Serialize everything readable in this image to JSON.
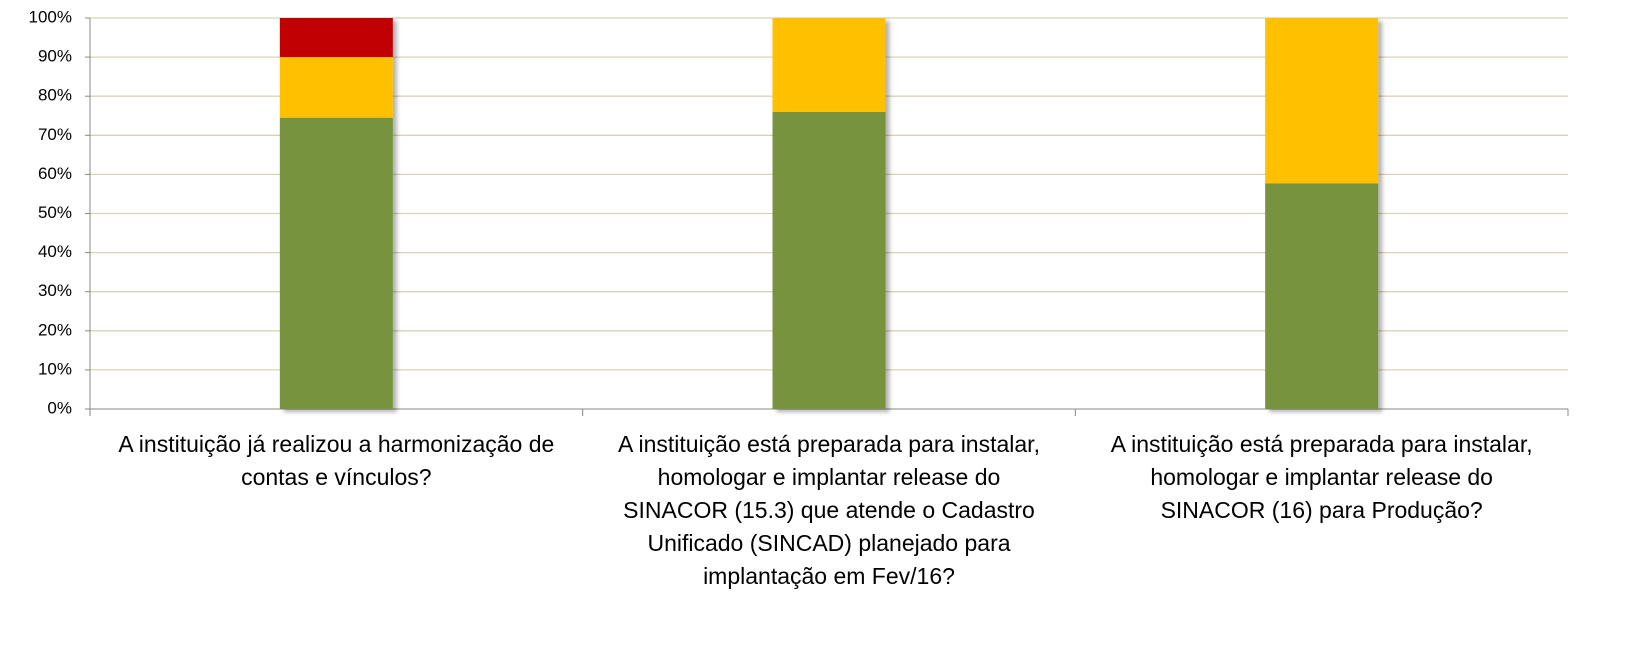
{
  "chart_data": {
    "type": "stacked_bar",
    "categories": [
      "A instituição já realizou a harmonização de contas e vínculos?",
      "A instituição está preparada para instalar,  homologar e implantar release do SINACOR (15.3) que atende o Cadastro Unificado (SINCAD) planejado para implantação em Fev/16?",
      "A instituição está preparada para instalar, homologar e implantar release do SINACOR (16) para Produção?"
    ],
    "series": [
      {
        "color": "#77933c",
        "values": [
          74.5,
          76,
          57.7
        ]
      },
      {
        "color": "#ffc000",
        "values": [
          15.5,
          24,
          42.3
        ]
      },
      {
        "color": "#c00000",
        "values": [
          10,
          0,
          0
        ]
      }
    ],
    "ylim": [
      0,
      100
    ],
    "yticks": [
      {
        "value": 0,
        "label": "0%"
      },
      {
        "value": 10,
        "label": "10%"
      },
      {
        "value": 20,
        "label": "20%"
      },
      {
        "value": 30,
        "label": "30%"
      },
      {
        "value": 40,
        "label": "40%"
      },
      {
        "value": 50,
        "label": "50%"
      },
      {
        "value": 60,
        "label": "60%"
      },
      {
        "value": 70,
        "label": "70%"
      },
      {
        "value": 80,
        "label": "80%"
      },
      {
        "value": 90,
        "label": "90%"
      },
      {
        "value": 100,
        "label": "100%"
      }
    ],
    "grid": true
  }
}
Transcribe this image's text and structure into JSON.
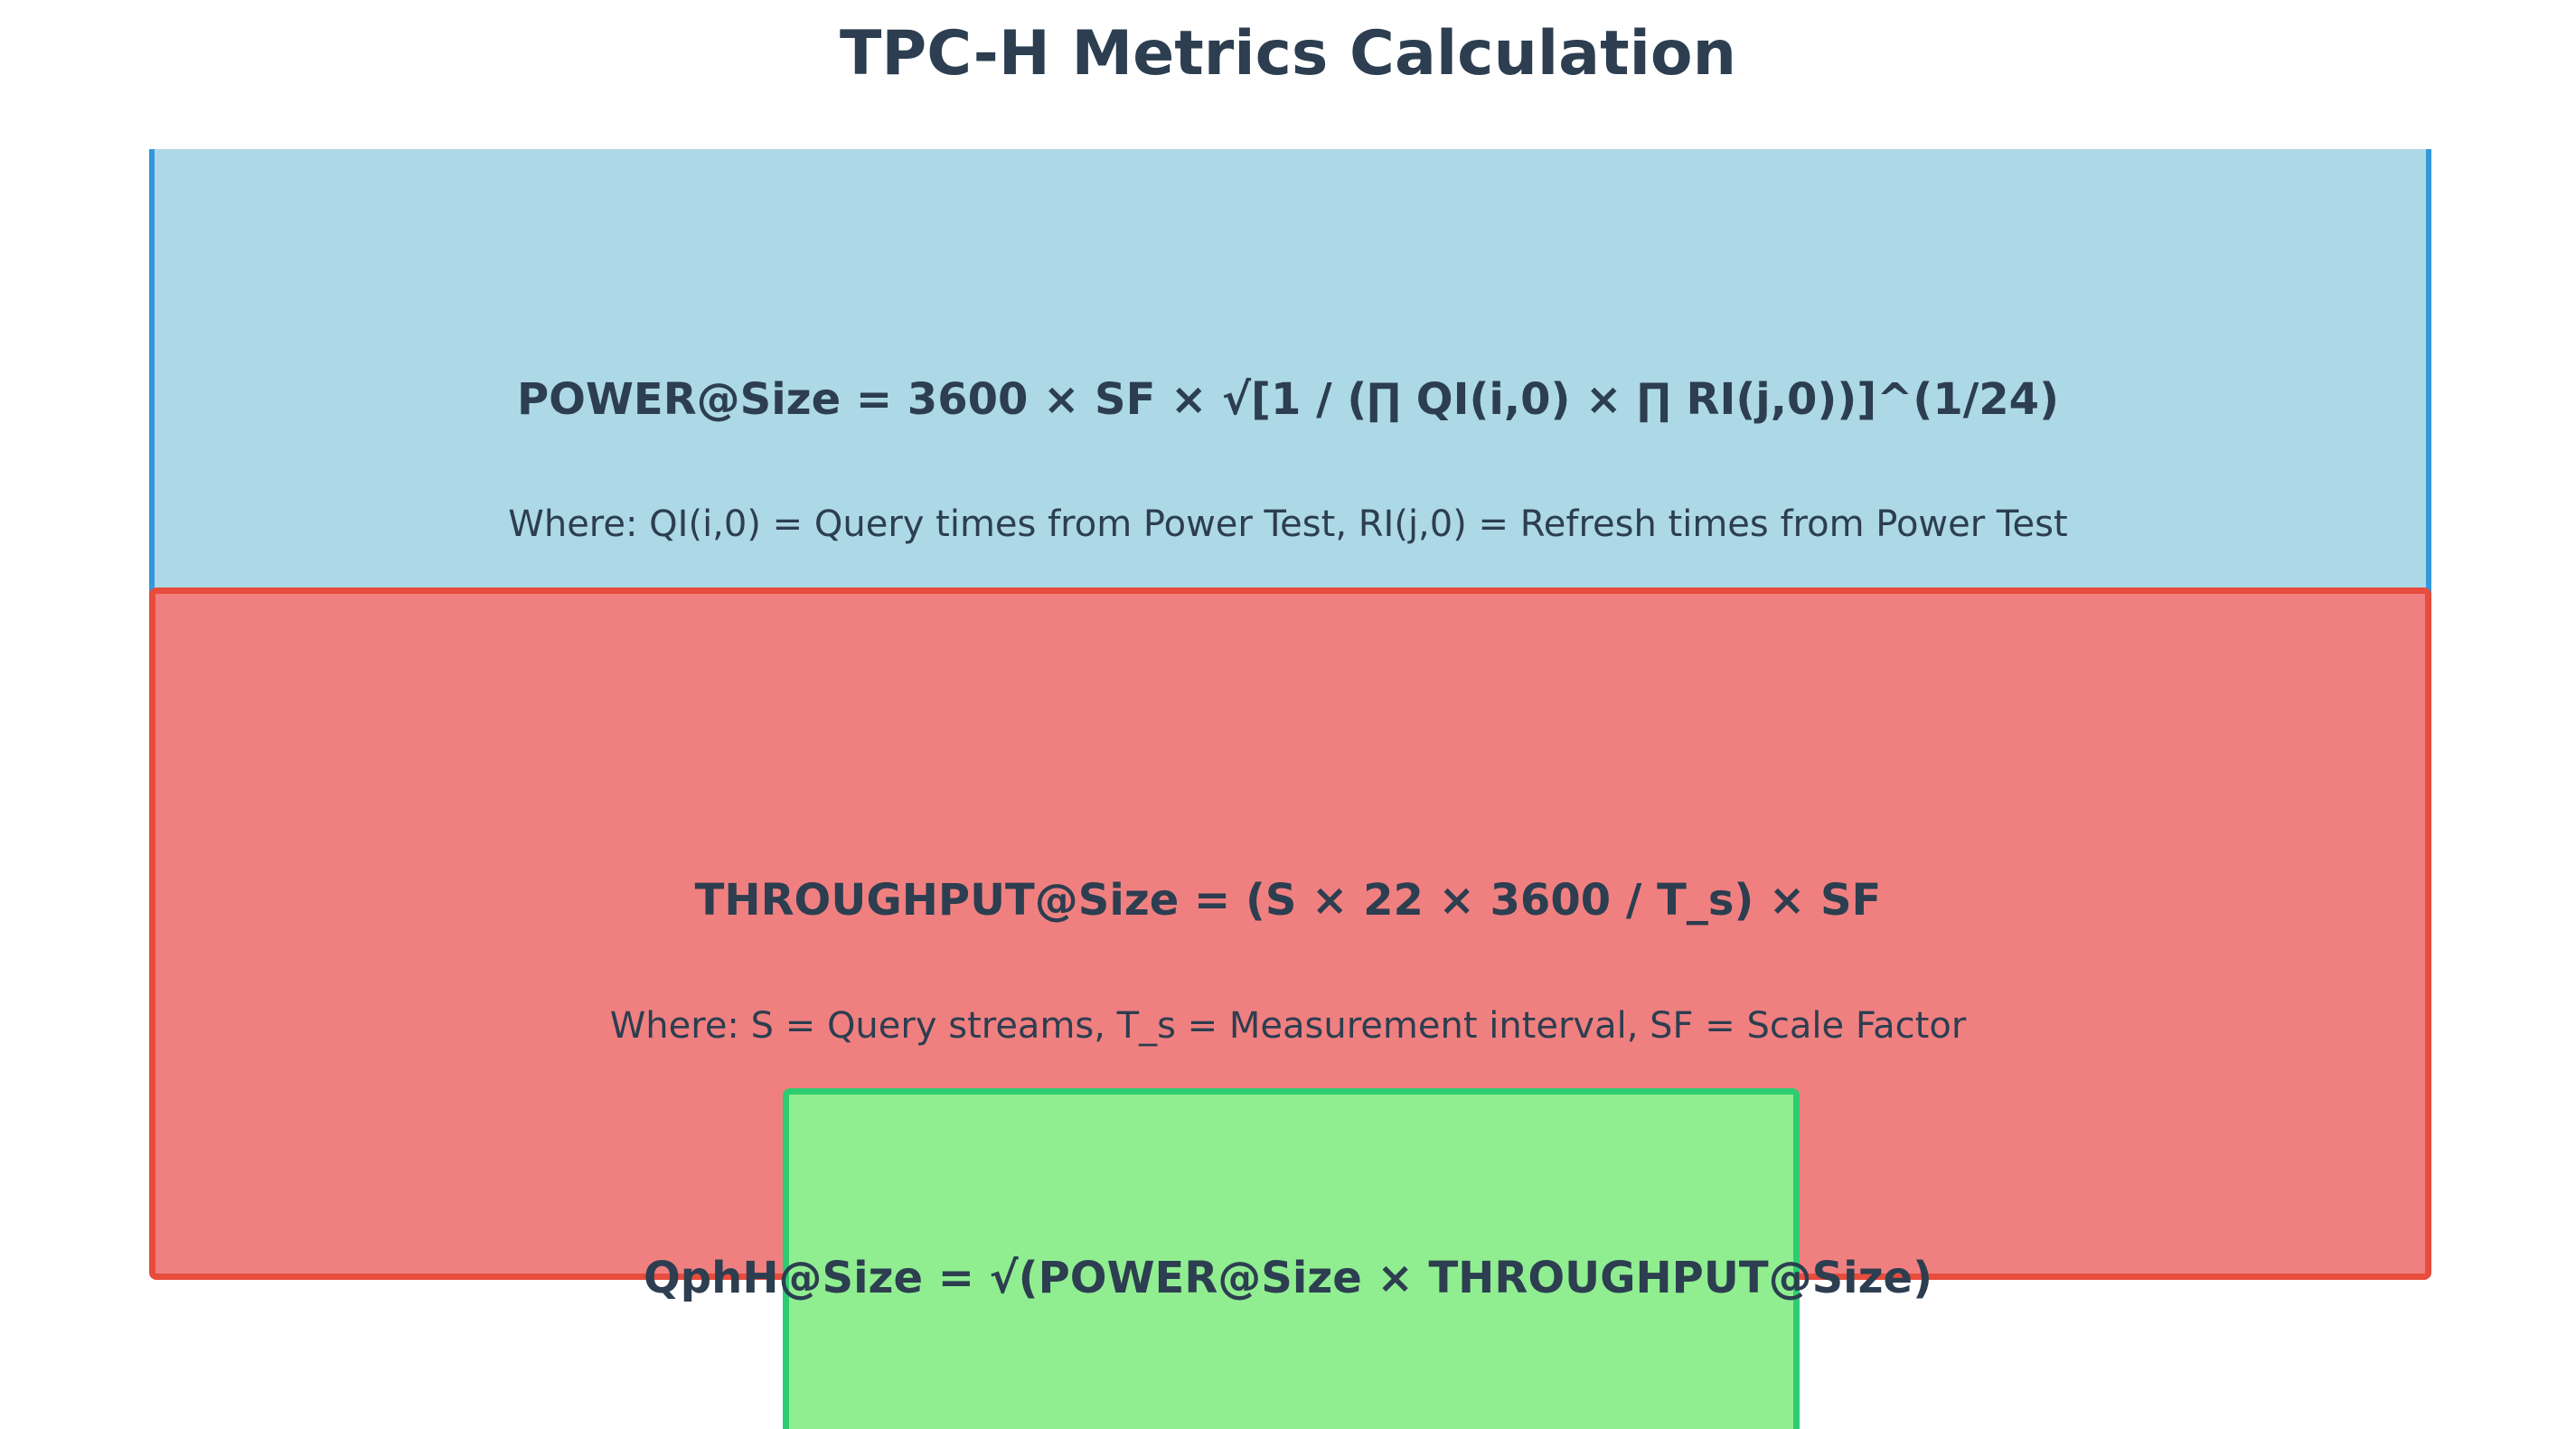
{
  "title": "TPC-H Metrics Calculation",
  "power": {
    "formula": "POWER@Size = 3600 × SF × √[1 / (∏ QI(i,0) × ∏ RI(j,0))]^(1/24)",
    "note": "Where: QI(i,0) = Query times from Power Test, RI(j,0) = Refresh times from Power Test"
  },
  "throughput": {
    "formula": "THROUGHPUT@Size = (S × 22 × 3600 / T_s) × SF",
    "note": "Where: S = Query streams, T_s = Measurement interval, SF = Scale Factor"
  },
  "qphh": {
    "formula": "QphH@Size = √(POWER@Size × THROUGHPUT@Size)"
  },
  "colors": {
    "power_fill": "#add8e6",
    "power_border": "#3498db",
    "throughput_fill": "#f08080",
    "throughput_border": "#e74c3c",
    "qphh_fill": "#90ee90",
    "qphh_border": "#2ecc71",
    "text": "#2c3e50"
  }
}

Written instruction
Your task is to return the entries above exactly, with no pictures.

Answer to the problem
Serialize everything readable in this image to JSON.
{
  "chart_data": {
    "type": "stacked_bar",
    "categories": [
      "A instituição já realizou a harmonização de contas e vínculos?",
      "A instituição está preparada para instalar,  homologar e implantar release do SINACOR (15.3) que atende o Cadastro Unificado (SINCAD) planejado para implantação em Fev/16?",
      "A instituição está preparada para instalar, homologar e implantar release do SINACOR (16) para Produção?"
    ],
    "series": [
      {
        "color": "#77933c",
        "values": [
          74.5,
          76,
          57.7
        ]
      },
      {
        "color": "#ffc000",
        "values": [
          15.5,
          24,
          42.3
        ]
      },
      {
        "color": "#c00000",
        "values": [
          10,
          0,
          0
        ]
      }
    ],
    "ylim": [
      0,
      100
    ],
    "yticks": [
      {
        "value": 0,
        "label": "0%"
      },
      {
        "value": 10,
        "label": "10%"
      },
      {
        "value": 20,
        "label": "20%"
      },
      {
        "value": 30,
        "label": "30%"
      },
      {
        "value": 40,
        "label": "40%"
      },
      {
        "value": 50,
        "label": "50%"
      },
      {
        "value": 60,
        "label": "60%"
      },
      {
        "value": 70,
        "label": "70%"
      },
      {
        "value": 80,
        "label": "80%"
      },
      {
        "value": 90,
        "label": "90%"
      },
      {
        "value": 100,
        "label": "100%"
      }
    ],
    "grid": true
  }
}
Transcribe this image's text and structure into JSON.
{
  "title": "TPC-H Metrics Calculation",
  "power": {
    "formula": "POWER@Size = 3600 × SF × √[1 / (∏ QI(i,0) × ∏ RI(j,0))]^(1/24)",
    "note": "Where: QI(i,0) = Query times from Power Test, RI(j,0) = Refresh times from Power Test"
  },
  "throughput": {
    "formula": "THROUGHPUT@Size = (S × 22 × 3600 / T_s) × SF",
    "note": "Where: S = Query streams, T_s = Measurement interval, SF = Scale Factor"
  },
  "qphh": {
    "formula": "QphH@Size = √(POWER@Size × THROUGHPUT@Size)"
  },
  "colors": {
    "power_fill": "#add8e6",
    "power_border": "#3498db",
    "throughput_fill": "#f08080",
    "throughput_border": "#e74c3c",
    "qphh_fill": "#90ee90",
    "qphh_border": "#2ecc71",
    "text": "#2c3e50"
  }
}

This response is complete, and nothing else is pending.